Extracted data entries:
════════════════

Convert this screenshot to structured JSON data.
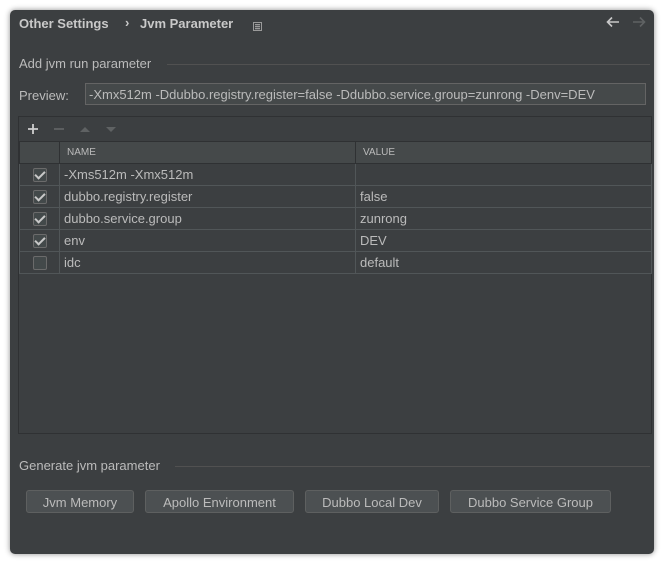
{
  "header": {
    "breadcrumb_parent": "Other Settings",
    "breadcrumb_separator": "›",
    "breadcrumb_current": "Jvm Parameter"
  },
  "add_section": {
    "title": "Add jvm run parameter",
    "preview_label": "Preview:",
    "preview_value": "-Xmx512m -Ddubbo.registry.register=false -Ddubbo.service.group=zunrong -Denv=DEV"
  },
  "toolbar": {
    "add_symbol": "+",
    "remove_symbol": "−"
  },
  "table": {
    "columns": [
      "NAME",
      "VALUE"
    ],
    "rows": [
      {
        "checked": true,
        "name": "-Xms512m -Xmx512m",
        "value": ""
      },
      {
        "checked": true,
        "name": "dubbo.registry.register",
        "value": "false"
      },
      {
        "checked": true,
        "name": "dubbo.service.group",
        "value": "zunrong"
      },
      {
        "checked": true,
        "name": "env",
        "value": "DEV"
      },
      {
        "checked": false,
        "name": "idc",
        "value": "default"
      }
    ]
  },
  "generate_section": {
    "title": "Generate jvm parameter",
    "buttons": [
      "Jvm Memory",
      "Apollo Environment",
      "Dubbo Local Dev",
      "Dubbo Service Group"
    ]
  },
  "colors": {
    "background": "#3c3f41",
    "field": "#45494a",
    "text": "#bbbbbb"
  }
}
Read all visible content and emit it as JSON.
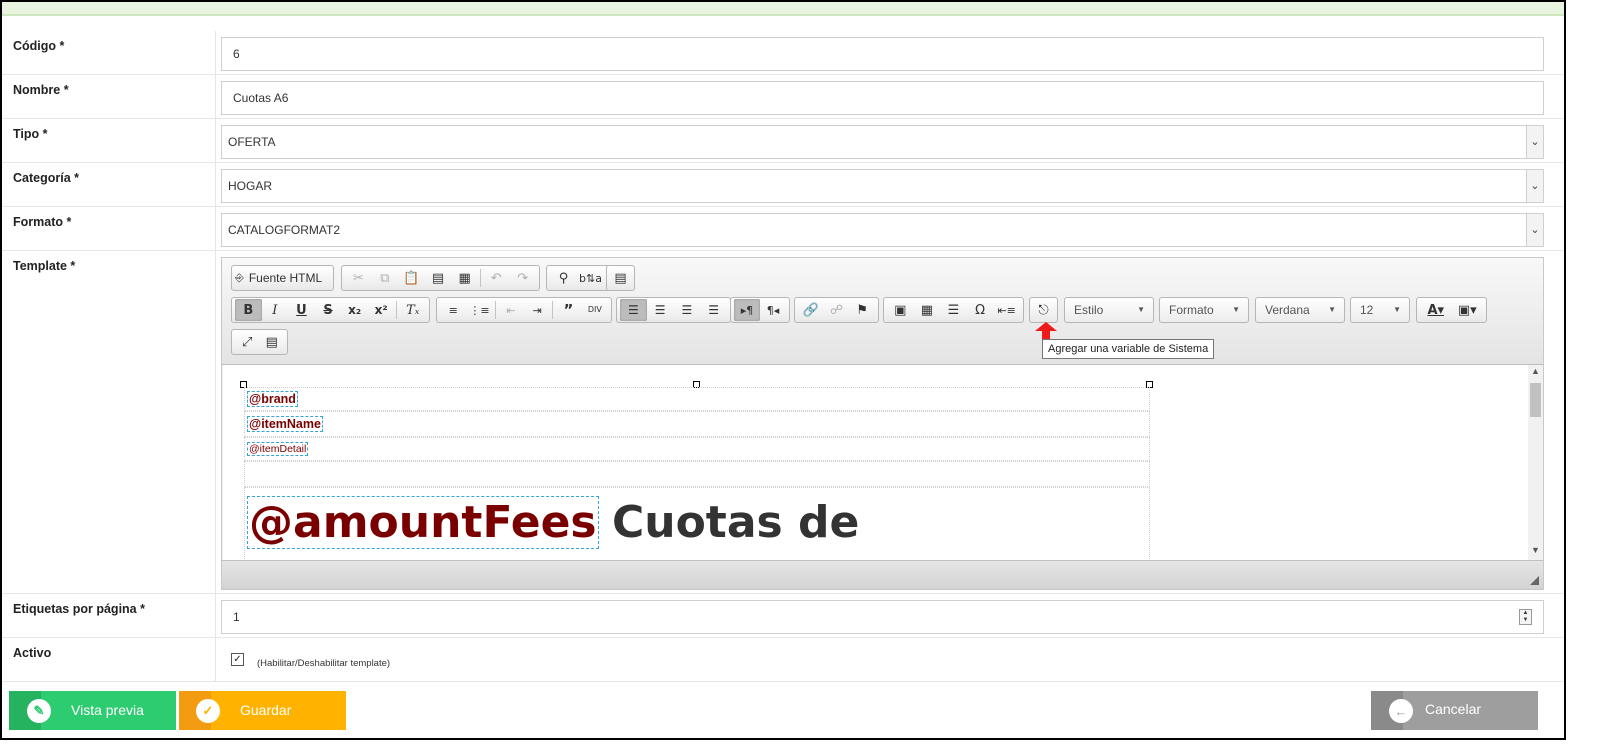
{
  "form": {
    "codigo": {
      "label": "Código *",
      "value": "6"
    },
    "nombre": {
      "label": "Nombre *",
      "value": "Cuotas A6"
    },
    "tipo": {
      "label": "Tipo *",
      "value": "OFERTA"
    },
    "categoria": {
      "label": "Categoría *",
      "value": "HOGAR"
    },
    "formato": {
      "label": "Formato *",
      "value": "CATALOGFORMAT2"
    },
    "template": {
      "label": "Template *"
    },
    "etiquetas": {
      "label": "Etiquetas por página *",
      "value": "1"
    },
    "activo": {
      "label": "Activo",
      "checked": true,
      "hint": "(Habilitar/Deshabilitar template)"
    }
  },
  "editor": {
    "source_button": "Fuente HTML",
    "combos": {
      "style": "Estilo",
      "format": "Formato",
      "font": "Verdana",
      "size": "12"
    },
    "tooltip": "Agregar una variable de Sistema",
    "icons": {
      "row1": [
        "cut-icon",
        "copy-icon",
        "paste-icon",
        "paste-text-icon",
        "paste-word-icon",
        "undo-icon",
        "redo-icon",
        "find-icon",
        "replace-icon",
        "select-all-icon"
      ],
      "row2": [
        "bold-icon",
        "italic-icon",
        "underline-icon",
        "strike-icon",
        "subscript-icon",
        "superscript-icon",
        "remove-format-icon",
        "numbered-list-icon",
        "bulleted-list-icon",
        "outdent-icon",
        "indent-icon",
        "blockquote-icon",
        "div-icon",
        "align-left-icon",
        "align-center-icon",
        "align-right-icon",
        "justify-icon",
        "ltr-icon",
        "rtl-icon",
        "link-icon",
        "unlink-icon",
        "anchor-icon",
        "image-icon",
        "table-icon",
        "horizontal-line-icon",
        "special-char-icon",
        "page-break-icon",
        "system-variable-icon",
        "text-color-icon",
        "background-color-icon",
        "maximize-icon",
        "show-blocks-icon"
      ]
    },
    "content": {
      "brand": "@brand",
      "item_name": "@itemName",
      "item_detail": "@itemDetail",
      "amount_fees": "@amountFees",
      "headline_text": "Cuotas de"
    }
  },
  "buttons": {
    "preview": "Vista previa",
    "save": "Guardar",
    "cancel": "Cancelar"
  },
  "colors": {
    "preview": "#2ecc71",
    "save": "#ffb300",
    "cancel": "#9e9e9e",
    "variable": "#7a0000"
  }
}
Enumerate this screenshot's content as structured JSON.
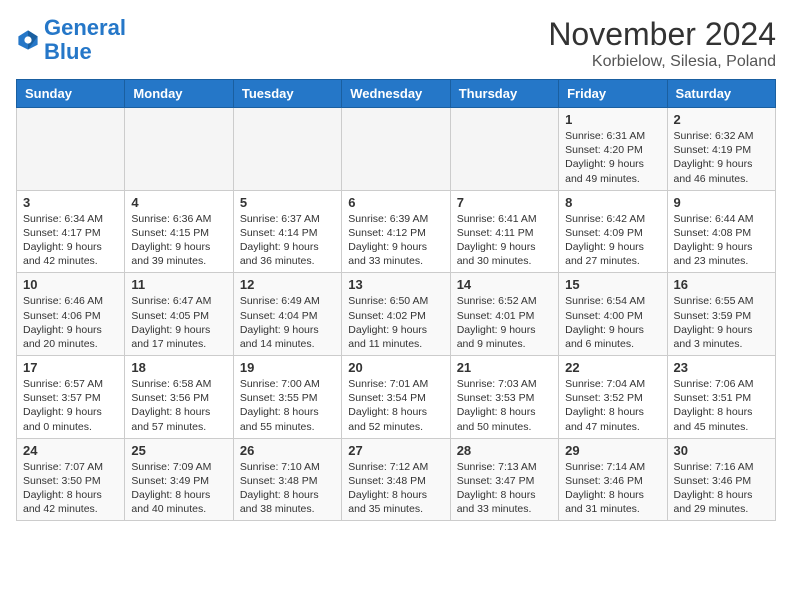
{
  "header": {
    "logo_line1": "General",
    "logo_line2": "Blue",
    "title": "November 2024",
    "subtitle": "Korbielow, Silesia, Poland"
  },
  "calendar": {
    "days_of_week": [
      "Sunday",
      "Monday",
      "Tuesday",
      "Wednesday",
      "Thursday",
      "Friday",
      "Saturday"
    ],
    "weeks": [
      [
        {
          "num": "",
          "info": ""
        },
        {
          "num": "",
          "info": ""
        },
        {
          "num": "",
          "info": ""
        },
        {
          "num": "",
          "info": ""
        },
        {
          "num": "",
          "info": ""
        },
        {
          "num": "1",
          "info": "Sunrise: 6:31 AM\nSunset: 4:20 PM\nDaylight: 9 hours and 49 minutes."
        },
        {
          "num": "2",
          "info": "Sunrise: 6:32 AM\nSunset: 4:19 PM\nDaylight: 9 hours and 46 minutes."
        }
      ],
      [
        {
          "num": "3",
          "info": "Sunrise: 6:34 AM\nSunset: 4:17 PM\nDaylight: 9 hours and 42 minutes."
        },
        {
          "num": "4",
          "info": "Sunrise: 6:36 AM\nSunset: 4:15 PM\nDaylight: 9 hours and 39 minutes."
        },
        {
          "num": "5",
          "info": "Sunrise: 6:37 AM\nSunset: 4:14 PM\nDaylight: 9 hours and 36 minutes."
        },
        {
          "num": "6",
          "info": "Sunrise: 6:39 AM\nSunset: 4:12 PM\nDaylight: 9 hours and 33 minutes."
        },
        {
          "num": "7",
          "info": "Sunrise: 6:41 AM\nSunset: 4:11 PM\nDaylight: 9 hours and 30 minutes."
        },
        {
          "num": "8",
          "info": "Sunrise: 6:42 AM\nSunset: 4:09 PM\nDaylight: 9 hours and 27 minutes."
        },
        {
          "num": "9",
          "info": "Sunrise: 6:44 AM\nSunset: 4:08 PM\nDaylight: 9 hours and 23 minutes."
        }
      ],
      [
        {
          "num": "10",
          "info": "Sunrise: 6:46 AM\nSunset: 4:06 PM\nDaylight: 9 hours and 20 minutes."
        },
        {
          "num": "11",
          "info": "Sunrise: 6:47 AM\nSunset: 4:05 PM\nDaylight: 9 hours and 17 minutes."
        },
        {
          "num": "12",
          "info": "Sunrise: 6:49 AM\nSunset: 4:04 PM\nDaylight: 9 hours and 14 minutes."
        },
        {
          "num": "13",
          "info": "Sunrise: 6:50 AM\nSunset: 4:02 PM\nDaylight: 9 hours and 11 minutes."
        },
        {
          "num": "14",
          "info": "Sunrise: 6:52 AM\nSunset: 4:01 PM\nDaylight: 9 hours and 9 minutes."
        },
        {
          "num": "15",
          "info": "Sunrise: 6:54 AM\nSunset: 4:00 PM\nDaylight: 9 hours and 6 minutes."
        },
        {
          "num": "16",
          "info": "Sunrise: 6:55 AM\nSunset: 3:59 PM\nDaylight: 9 hours and 3 minutes."
        }
      ],
      [
        {
          "num": "17",
          "info": "Sunrise: 6:57 AM\nSunset: 3:57 PM\nDaylight: 9 hours and 0 minutes."
        },
        {
          "num": "18",
          "info": "Sunrise: 6:58 AM\nSunset: 3:56 PM\nDaylight: 8 hours and 57 minutes."
        },
        {
          "num": "19",
          "info": "Sunrise: 7:00 AM\nSunset: 3:55 PM\nDaylight: 8 hours and 55 minutes."
        },
        {
          "num": "20",
          "info": "Sunrise: 7:01 AM\nSunset: 3:54 PM\nDaylight: 8 hours and 52 minutes."
        },
        {
          "num": "21",
          "info": "Sunrise: 7:03 AM\nSunset: 3:53 PM\nDaylight: 8 hours and 50 minutes."
        },
        {
          "num": "22",
          "info": "Sunrise: 7:04 AM\nSunset: 3:52 PM\nDaylight: 8 hours and 47 minutes."
        },
        {
          "num": "23",
          "info": "Sunrise: 7:06 AM\nSunset: 3:51 PM\nDaylight: 8 hours and 45 minutes."
        }
      ],
      [
        {
          "num": "24",
          "info": "Sunrise: 7:07 AM\nSunset: 3:50 PM\nDaylight: 8 hours and 42 minutes."
        },
        {
          "num": "25",
          "info": "Sunrise: 7:09 AM\nSunset: 3:49 PM\nDaylight: 8 hours and 40 minutes."
        },
        {
          "num": "26",
          "info": "Sunrise: 7:10 AM\nSunset: 3:48 PM\nDaylight: 8 hours and 38 minutes."
        },
        {
          "num": "27",
          "info": "Sunrise: 7:12 AM\nSunset: 3:48 PM\nDaylight: 8 hours and 35 minutes."
        },
        {
          "num": "28",
          "info": "Sunrise: 7:13 AM\nSunset: 3:47 PM\nDaylight: 8 hours and 33 minutes."
        },
        {
          "num": "29",
          "info": "Sunrise: 7:14 AM\nSunset: 3:46 PM\nDaylight: 8 hours and 31 minutes."
        },
        {
          "num": "30",
          "info": "Sunrise: 7:16 AM\nSunset: 3:46 PM\nDaylight: 8 hours and 29 minutes."
        }
      ]
    ]
  }
}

════════════════

Among the entries, how many lines include the word "this"? Answer with a single number and nothing further.

2